Figure record listings
# # # #

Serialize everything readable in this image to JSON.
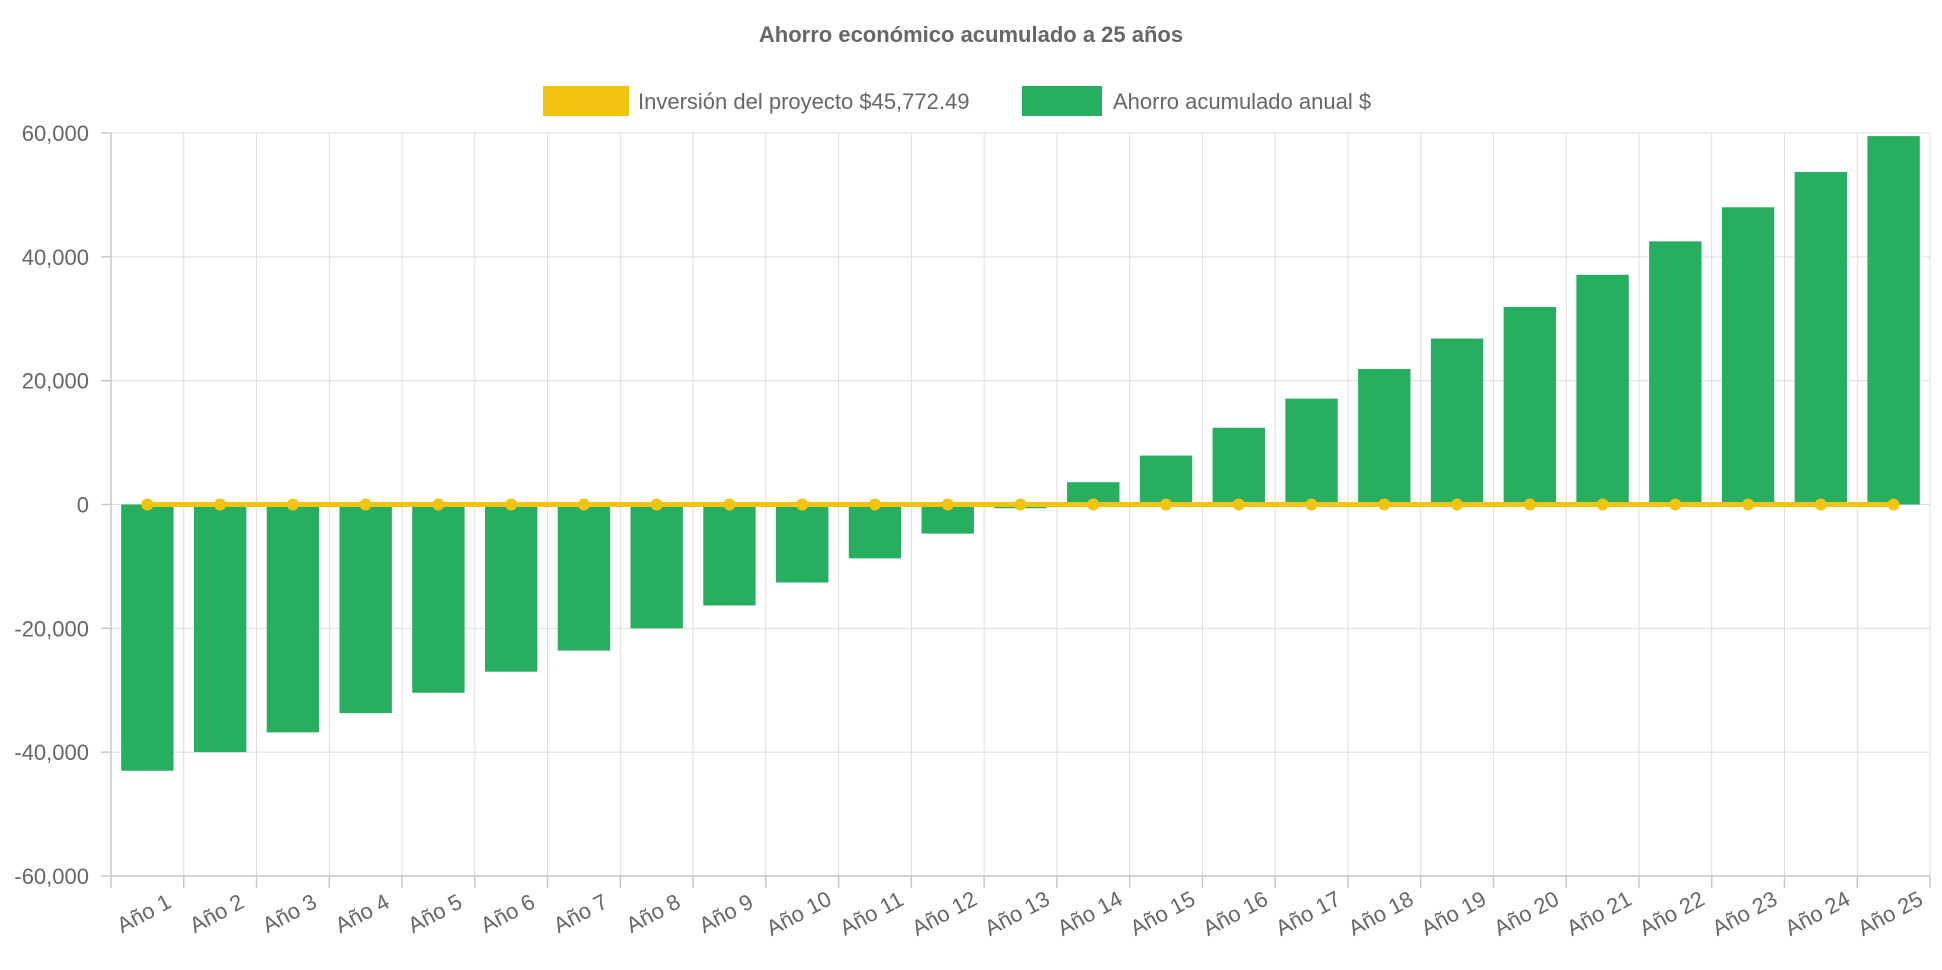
{
  "chart_data": {
    "type": "bar",
    "title": "Ahorro económico acumulado a 25 años",
    "categories": [
      "Año 1",
      "Año 2",
      "Año 3",
      "Año 4",
      "Año 5",
      "Año 6",
      "Año 7",
      "Año 8",
      "Año 9",
      "Año 10",
      "Año 11",
      "Año 12",
      "Año 13",
      "Año 14",
      "Año 15",
      "Año 16",
      "Año 17",
      "Año 18",
      "Año 19",
      "Año 20",
      "Año 21",
      "Año 22",
      "Año 23",
      "Año 24",
      "Año 25"
    ],
    "series": [
      {
        "name": "Inversión del proyecto $45,772.49",
        "type": "line",
        "color": "#f2c40f",
        "values": [
          0,
          0,
          0,
          0,
          0,
          0,
          0,
          0,
          0,
          0,
          0,
          0,
          0,
          0,
          0,
          0,
          0,
          0,
          0,
          0,
          0,
          0,
          0,
          0,
          0
        ]
      },
      {
        "name": "Ahorro acumulado anual $",
        "type": "bar",
        "color": "#27ae60",
        "values": [
          -43000,
          -40000,
          -36800,
          -33700,
          -30400,
          -27000,
          -23600,
          -20000,
          -16300,
          -12600,
          -8700,
          -4700,
          -600,
          3600,
          7900,
          12400,
          17100,
          21900,
          26800,
          31900,
          37100,
          42500,
          48000,
          53700,
          59500
        ]
      }
    ],
    "ylim": [
      -60000,
      60000
    ],
    "yticks": [
      "60,000",
      "40,000",
      "20,000",
      "0",
      "-20,000",
      "-40,000",
      "-60,000"
    ],
    "ytick_values": [
      60000,
      40000,
      20000,
      0,
      -20000,
      -40000,
      -60000
    ],
    "xlabel": "",
    "ylabel": "",
    "grid": true,
    "legend_position": "top"
  }
}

# # # #

### Objective
Search the data above for lines holding "Ahorro" and copy each of them.

### Finished answer
    "title": "Ahorro económico acumulado a 25 años",
        "name": "Ahorro acumulado anual $",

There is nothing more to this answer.